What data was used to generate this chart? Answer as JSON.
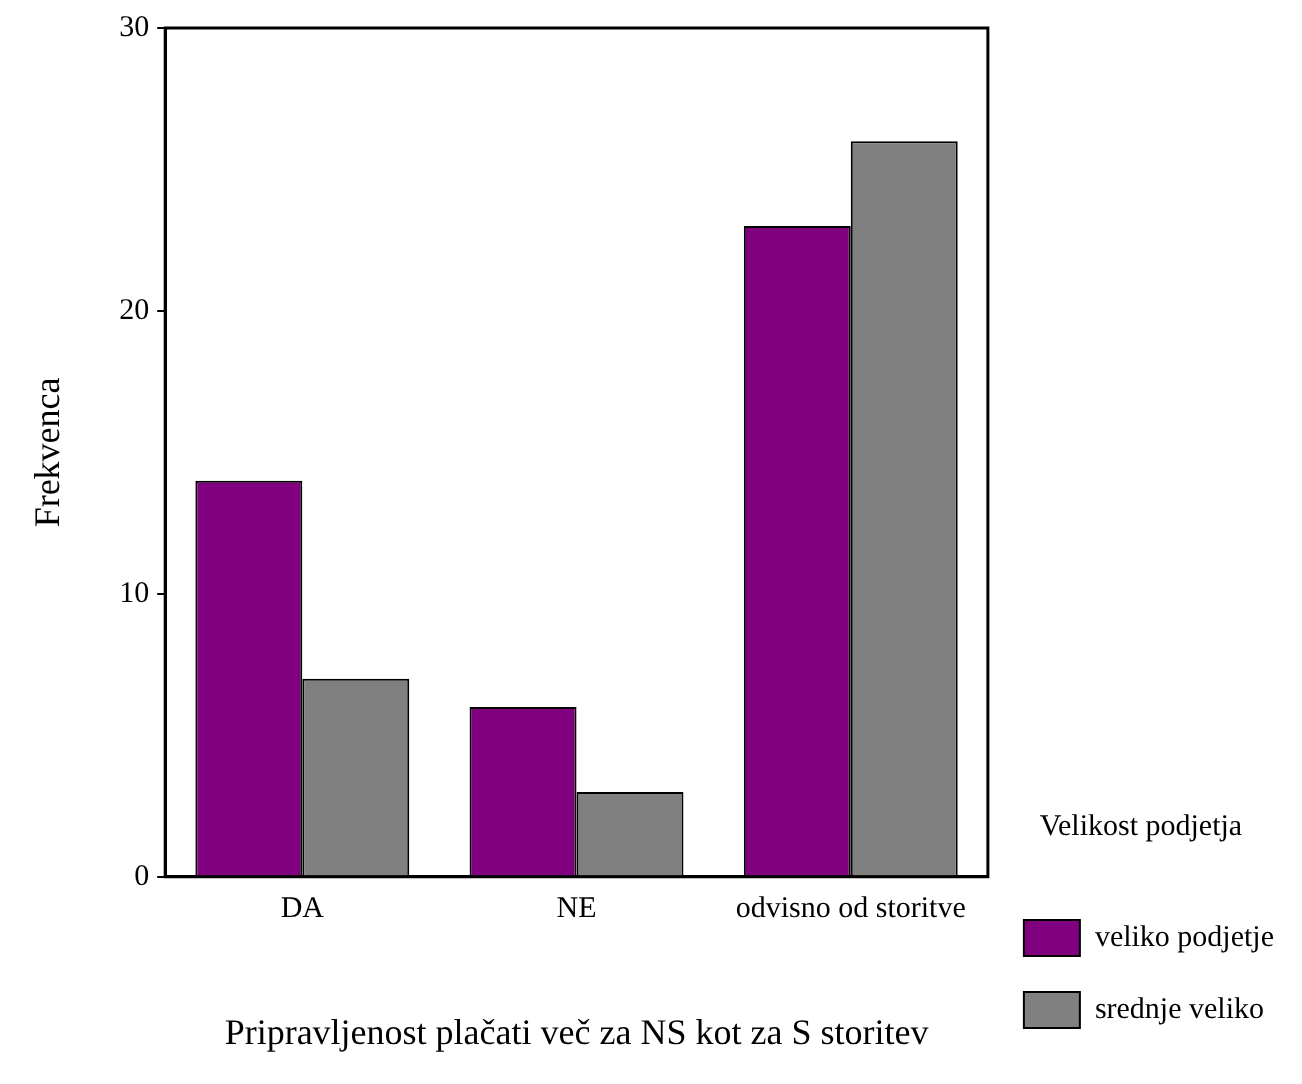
{
  "chart_data": {
    "type": "bar",
    "xlabel": "Pripravljenost plačati več za NS kot za S storitev",
    "ylabel": "Frekvenca",
    "legend_title": "Velikost podjetja",
    "categories": [
      "DA",
      "NE",
      "odvisno od storitve"
    ],
    "series": [
      {
        "name": "veliko podjetje",
        "color": "#800080",
        "values": [
          14,
          6,
          23
        ]
      },
      {
        "name": "srednje veliko",
        "color": "#808080",
        "values": [
          7,
          3,
          26
        ]
      }
    ],
    "ylim": [
      0,
      30
    ],
    "yticks": [
      0,
      10,
      20,
      30
    ],
    "grid": false,
    "legend": "right"
  }
}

------------------------

→ **GOAL**
Copy out every line of the listing that includes the string "name".

→ **CORRECT RESPONSE**
        "name": "veliko podjetje",
        "name": "srednje veliko",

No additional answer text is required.